Output every line of the material exactly, omitting images.
-- Begin DATA SUPPLIED --
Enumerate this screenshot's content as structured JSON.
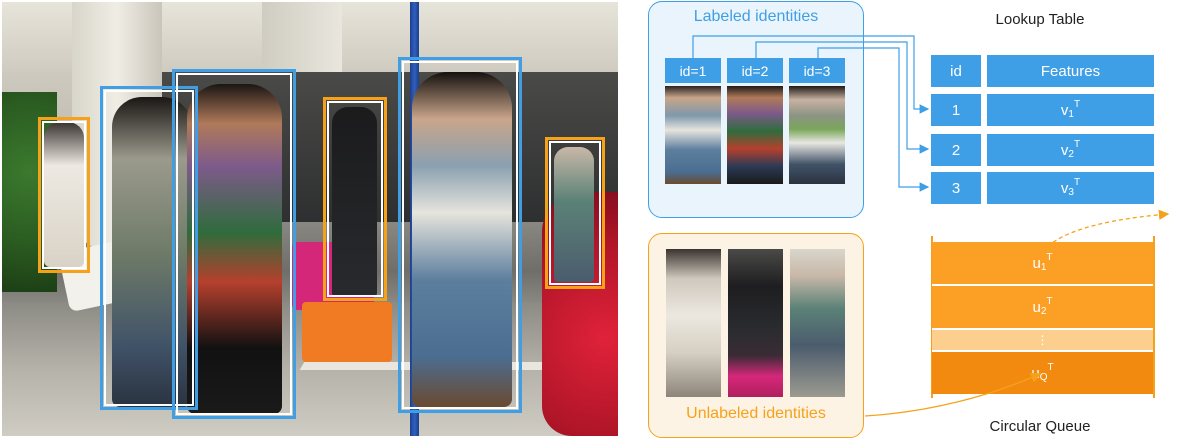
{
  "labeled_panel": {
    "title": "Labeled identities",
    "ids": [
      "id=1",
      "id=2",
      "id=3"
    ]
  },
  "unlabeled_panel": {
    "title": "Unlabeled identities"
  },
  "lookup_table": {
    "title": "Lookup Table",
    "header_id": "id",
    "header_features": "Features",
    "rows": [
      {
        "id": "1",
        "feature_base": "v",
        "feature_sub": "1",
        "feature_sup": "T"
      },
      {
        "id": "2",
        "feature_base": "v",
        "feature_sub": "2",
        "feature_sup": "T"
      },
      {
        "id": "3",
        "feature_base": "v",
        "feature_sub": "3",
        "feature_sup": "T"
      }
    ]
  },
  "circular_queue": {
    "title": "Circular Queue",
    "items": [
      {
        "base": "u",
        "sub": "1",
        "sup": "T"
      },
      {
        "base": "u",
        "sub": "2",
        "sup": "T"
      },
      {
        "base": "u",
        "sub": "Q",
        "sup": "T"
      }
    ],
    "ellipsis": "⋮"
  },
  "colors": {
    "labeled": "#3f9fe6",
    "unlabeled": "#f5a21a",
    "queue_light": "#fba024",
    "queue_dark": "#f28a0f"
  }
}
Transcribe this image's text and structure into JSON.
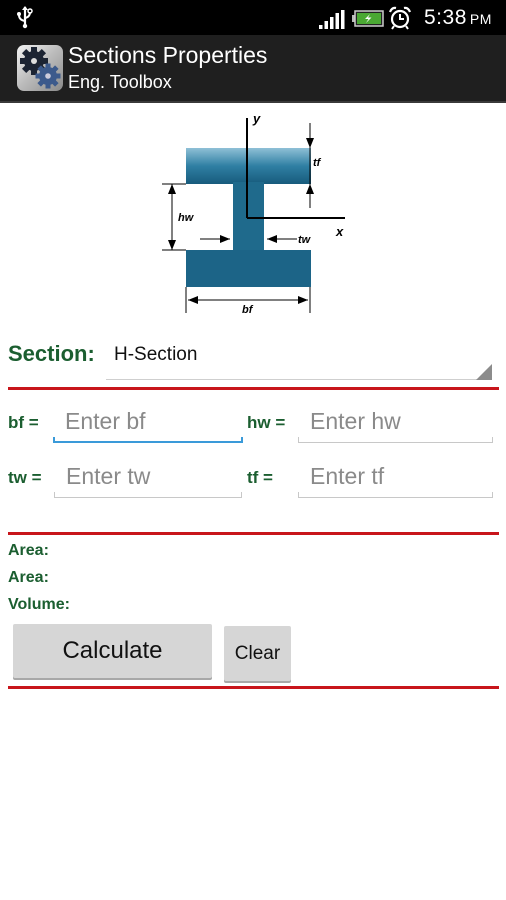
{
  "status_bar": {
    "time": "5:38",
    "ampm": "PM",
    "icons": [
      "usb-icon",
      "signal-icon",
      "battery-charging-icon",
      "alarm-icon"
    ]
  },
  "action_bar": {
    "title": "Sections Properties",
    "subtitle": "Eng. Toolbox",
    "icon": "gears-icon"
  },
  "diagram": {
    "labels": {
      "y": "y",
      "x": "x",
      "tf": "tf",
      "hw": "hw",
      "tw": "tw",
      "bf": "bf"
    },
    "color": "#1f6a8c"
  },
  "section": {
    "label": "Section:",
    "selected": "H-Section"
  },
  "inputs": {
    "bf": {
      "label": "bf =",
      "placeholder": "Enter bf",
      "value": ""
    },
    "hw": {
      "label": "hw =",
      "placeholder": "Enter hw",
      "value": ""
    },
    "tw": {
      "label": "tw =",
      "placeholder": "Enter tw",
      "value": ""
    },
    "tf": {
      "label": "tf =",
      "placeholder": "Enter tf",
      "value": ""
    }
  },
  "results": {
    "area1": "Area:",
    "area2": "Area:",
    "volume": "Volume:"
  },
  "buttons": {
    "calculate": "Calculate",
    "clear": "Clear"
  },
  "colors": {
    "label_green": "#1b5e30",
    "divider_red": "#c8151b",
    "focus_blue": "#3a9ad9"
  }
}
-- End DATA SUPPLIED --
▶ SOLUTION TO THIS TASK:
Enumerate this screenshot's content as structured JSON.
{
  "labeled_panel": {
    "title": "Labeled identities",
    "ids": [
      "id=1",
      "id=2",
      "id=3"
    ]
  },
  "unlabeled_panel": {
    "title": "Unlabeled identities"
  },
  "lookup_table": {
    "title": "Lookup Table",
    "header_id": "id",
    "header_features": "Features",
    "rows": [
      {
        "id": "1",
        "feature_base": "v",
        "feature_sub": "1",
        "feature_sup": "T"
      },
      {
        "id": "2",
        "feature_base": "v",
        "feature_sub": "2",
        "feature_sup": "T"
      },
      {
        "id": "3",
        "feature_base": "v",
        "feature_sub": "3",
        "feature_sup": "T"
      }
    ]
  },
  "circular_queue": {
    "title": "Circular Queue",
    "items": [
      {
        "base": "u",
        "sub": "1",
        "sup": "T"
      },
      {
        "base": "u",
        "sub": "2",
        "sup": "T"
      },
      {
        "base": "u",
        "sub": "Q",
        "sup": "T"
      }
    ],
    "ellipsis": "⋮"
  },
  "colors": {
    "labeled": "#3f9fe6",
    "unlabeled": "#f5a21a",
    "queue_light": "#fba024",
    "queue_dark": "#f28a0f"
  }
}
Transcribe this image's text and structure into JSON.
{
  "status_bar": {
    "time": "5:38",
    "ampm": "PM",
    "icons": [
      "usb-icon",
      "signal-icon",
      "battery-charging-icon",
      "alarm-icon"
    ]
  },
  "action_bar": {
    "title": "Sections Properties",
    "subtitle": "Eng. Toolbox",
    "icon": "gears-icon"
  },
  "diagram": {
    "labels": {
      "y": "y",
      "x": "x",
      "tf": "tf",
      "hw": "hw",
      "tw": "tw",
      "bf": "bf"
    },
    "color": "#1f6a8c"
  },
  "section": {
    "label": "Section:",
    "selected": "H-Section"
  },
  "inputs": {
    "bf": {
      "label": "bf =",
      "placeholder": "Enter bf",
      "value": ""
    },
    "hw": {
      "label": "hw =",
      "placeholder": "Enter hw",
      "value": ""
    },
    "tw": {
      "label": "tw =",
      "placeholder": "Enter tw",
      "value": ""
    },
    "tf": {
      "label": "tf =",
      "placeholder": "Enter tf",
      "value": ""
    }
  },
  "results": {
    "area1": "Area:",
    "area2": "Area:",
    "volume": "Volume:"
  },
  "buttons": {
    "calculate": "Calculate",
    "clear": "Clear"
  },
  "colors": {
    "label_green": "#1b5e30",
    "divider_red": "#c8151b",
    "focus_blue": "#3a9ad9"
  }
}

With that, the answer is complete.